INSTRUCTION: Pick out every line of the material below that contains the string "item", and copy each one. Case counts.

SUPPLIED MATERIAL:
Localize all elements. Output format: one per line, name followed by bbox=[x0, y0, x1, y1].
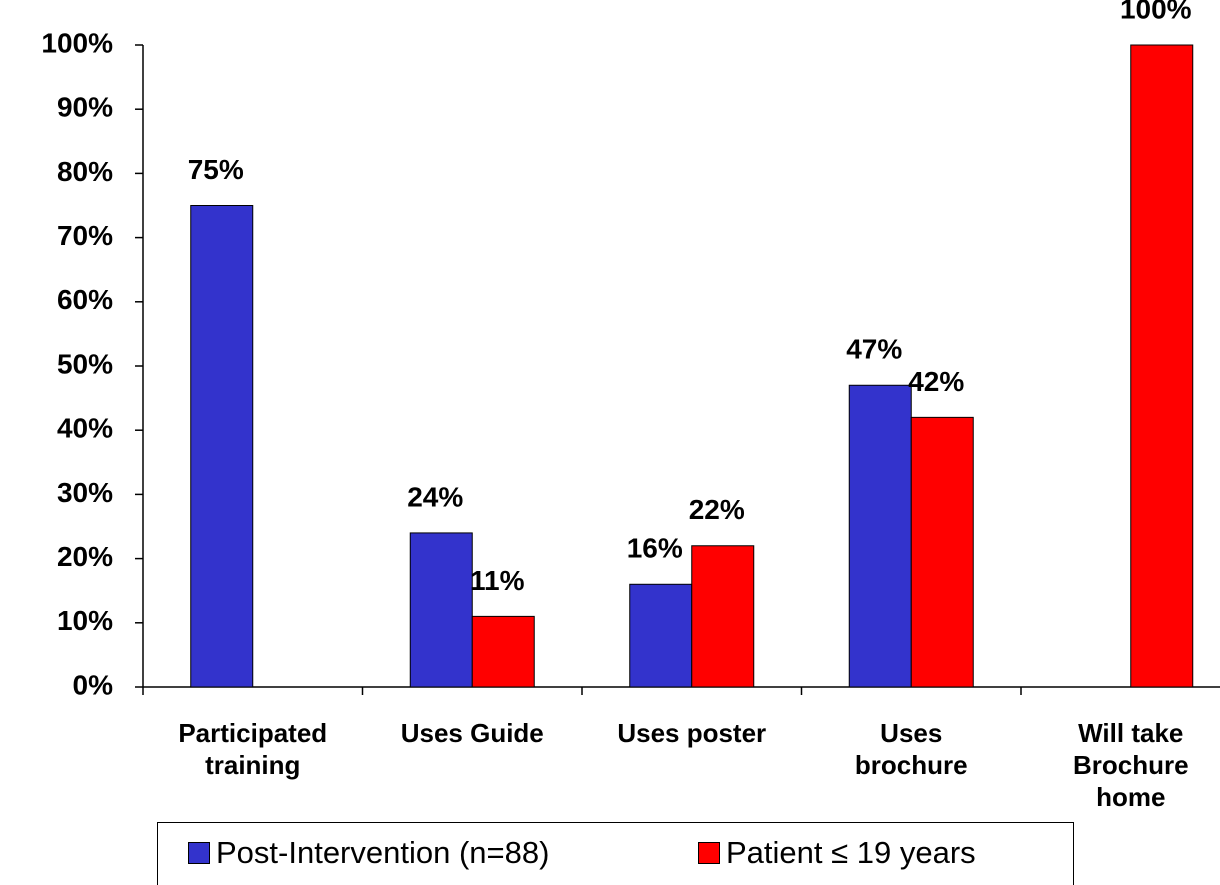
y-tick-label: 60% bbox=[57, 284, 113, 315]
data-label: 75% bbox=[188, 154, 244, 185]
bar bbox=[190, 205, 254, 688]
y-tick-label: 0% bbox=[73, 669, 114, 700]
y-tick-label: 90% bbox=[57, 92, 113, 123]
data-label: 22% bbox=[689, 494, 745, 525]
data-label: 16% bbox=[627, 533, 683, 564]
y-tick-label: 80% bbox=[57, 156, 113, 187]
legend-label: Post-Intervention (n=88) bbox=[216, 835, 550, 870]
bar bbox=[910, 416, 974, 688]
x-tick-label: Uses brochure bbox=[854, 718, 968, 780]
legend-swatch bbox=[698, 842, 720, 864]
data-label: 42% bbox=[908, 366, 964, 397]
y-tick-label: 10% bbox=[57, 605, 113, 636]
bar bbox=[691, 545, 755, 688]
x-tick-label: Participated training bbox=[178, 718, 328, 780]
x-tick-label: Will take Brochure home bbox=[1072, 718, 1189, 812]
x-tick-label: Uses poster bbox=[617, 718, 767, 748]
y-tick-label: 30% bbox=[57, 477, 113, 508]
y-tick-label: 70% bbox=[57, 220, 113, 251]
bar bbox=[629, 583, 693, 688]
data-label: 100% bbox=[1120, 0, 1192, 24]
legend-item: Post-Intervention (n=88) bbox=[188, 835, 549, 871]
legend-swatch bbox=[188, 842, 210, 864]
y-tick-label: 100% bbox=[41, 27, 113, 58]
bar bbox=[848, 384, 912, 688]
y-tick-label: 50% bbox=[57, 348, 113, 379]
y-tick-label: 40% bbox=[57, 413, 113, 444]
x-tick-label: Uses Guide bbox=[400, 718, 544, 748]
data-label: 11% bbox=[470, 565, 525, 596]
y-tick-label: 20% bbox=[57, 541, 113, 572]
legend-item: Patient ≤ 19 years bbox=[698, 835, 976, 871]
data-label: 47% bbox=[846, 334, 902, 365]
bar bbox=[1130, 44, 1194, 688]
legend: Post-Intervention (n=88) Patient ≤ 19 yea… bbox=[157, 822, 1074, 885]
bar bbox=[409, 532, 473, 688]
data-label: 24% bbox=[407, 481, 463, 512]
bar bbox=[471, 615, 535, 688]
legend-label: Patient ≤ 19 years bbox=[726, 835, 976, 870]
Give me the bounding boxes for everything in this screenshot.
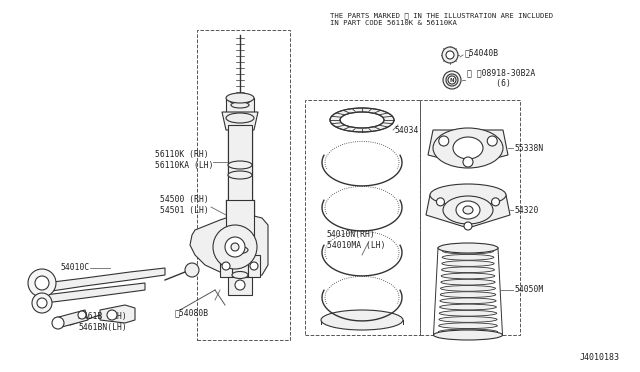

TASK RESPONSE:
legend-item: Post-Intervention (n=88) bbox=[188, 835, 549, 871]
legend-item: Patient ≤ 19 years bbox=[698, 835, 976, 871]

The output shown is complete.